Problem description —
Set down each line of the data below exactly as it stands, dropping the pictures.

## START Provided records

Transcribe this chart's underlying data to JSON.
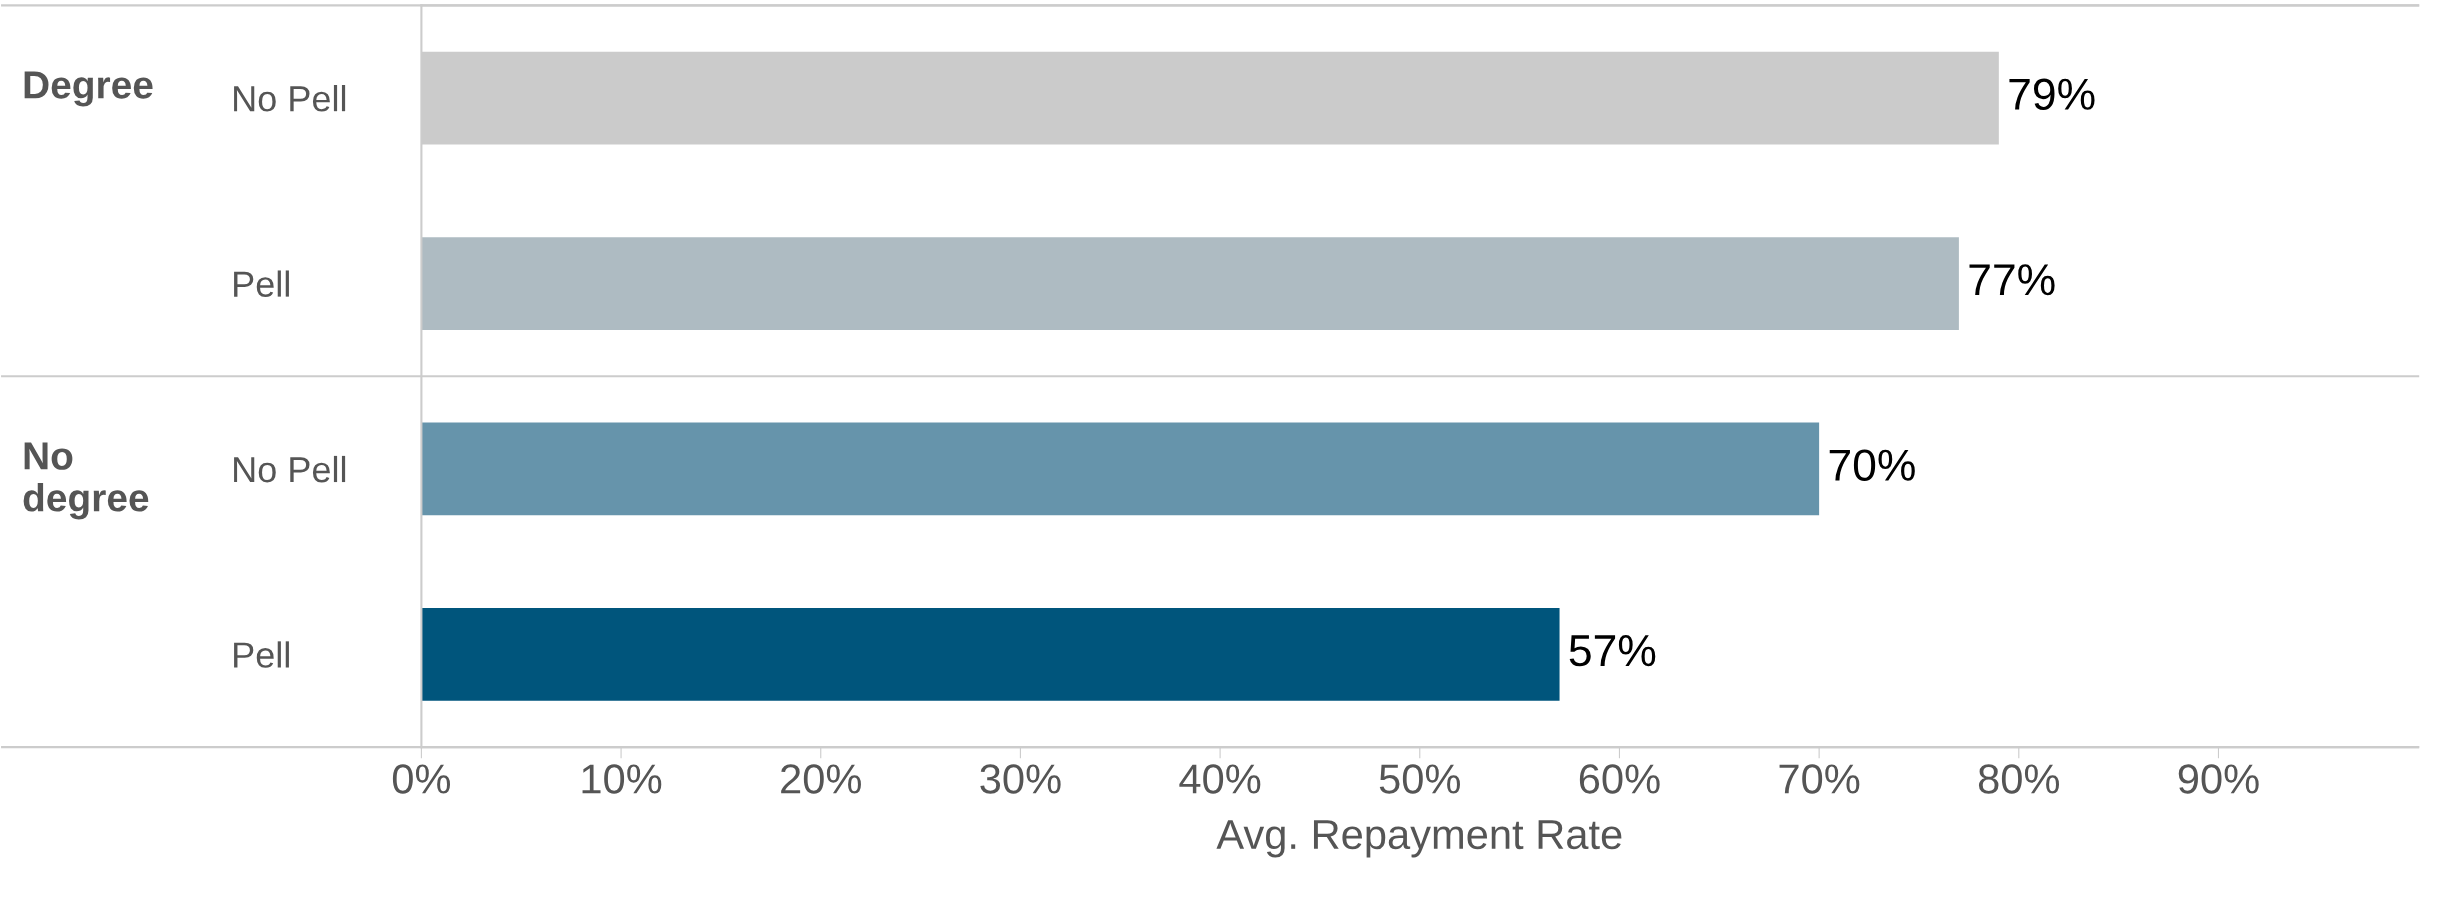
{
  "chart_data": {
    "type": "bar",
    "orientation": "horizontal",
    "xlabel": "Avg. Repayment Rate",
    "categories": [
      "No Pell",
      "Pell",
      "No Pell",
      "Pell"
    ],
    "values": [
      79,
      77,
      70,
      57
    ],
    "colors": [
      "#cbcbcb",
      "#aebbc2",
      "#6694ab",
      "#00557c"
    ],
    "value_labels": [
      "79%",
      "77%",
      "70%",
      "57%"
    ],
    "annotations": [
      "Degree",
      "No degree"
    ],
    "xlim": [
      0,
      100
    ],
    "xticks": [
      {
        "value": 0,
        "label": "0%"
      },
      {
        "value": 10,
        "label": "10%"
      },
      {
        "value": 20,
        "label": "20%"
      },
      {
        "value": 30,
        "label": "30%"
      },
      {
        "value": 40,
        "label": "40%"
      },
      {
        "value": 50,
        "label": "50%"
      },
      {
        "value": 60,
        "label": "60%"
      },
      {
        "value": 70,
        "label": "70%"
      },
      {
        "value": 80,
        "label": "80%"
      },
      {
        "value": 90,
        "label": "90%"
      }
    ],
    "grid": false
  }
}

## END Provided records

Solution below —
Transcribe this chart's underlying data to JSON.
{
  "chart_data": {
    "type": "bar",
    "orientation": "horizontal",
    "xlabel": "Avg. Repayment Rate",
    "categories": [
      "No Pell",
      "Pell",
      "No Pell",
      "Pell"
    ],
    "values": [
      79,
      77,
      70,
      57
    ],
    "colors": [
      "#cbcbcb",
      "#aebbc2",
      "#6694ab",
      "#00557c"
    ],
    "value_labels": [
      "79%",
      "77%",
      "70%",
      "57%"
    ],
    "annotations": [
      "Degree",
      "No degree"
    ],
    "xlim": [
      0,
      100
    ],
    "xticks": [
      {
        "value": 0,
        "label": "0%"
      },
      {
        "value": 10,
        "label": "10%"
      },
      {
        "value": 20,
        "label": "20%"
      },
      {
        "value": 30,
        "label": "30%"
      },
      {
        "value": 40,
        "label": "40%"
      },
      {
        "value": 50,
        "label": "50%"
      },
      {
        "value": 60,
        "label": "60%"
      },
      {
        "value": 70,
        "label": "70%"
      },
      {
        "value": 80,
        "label": "80%"
      },
      {
        "value": 90,
        "label": "90%"
      }
    ],
    "grid": false
  }
}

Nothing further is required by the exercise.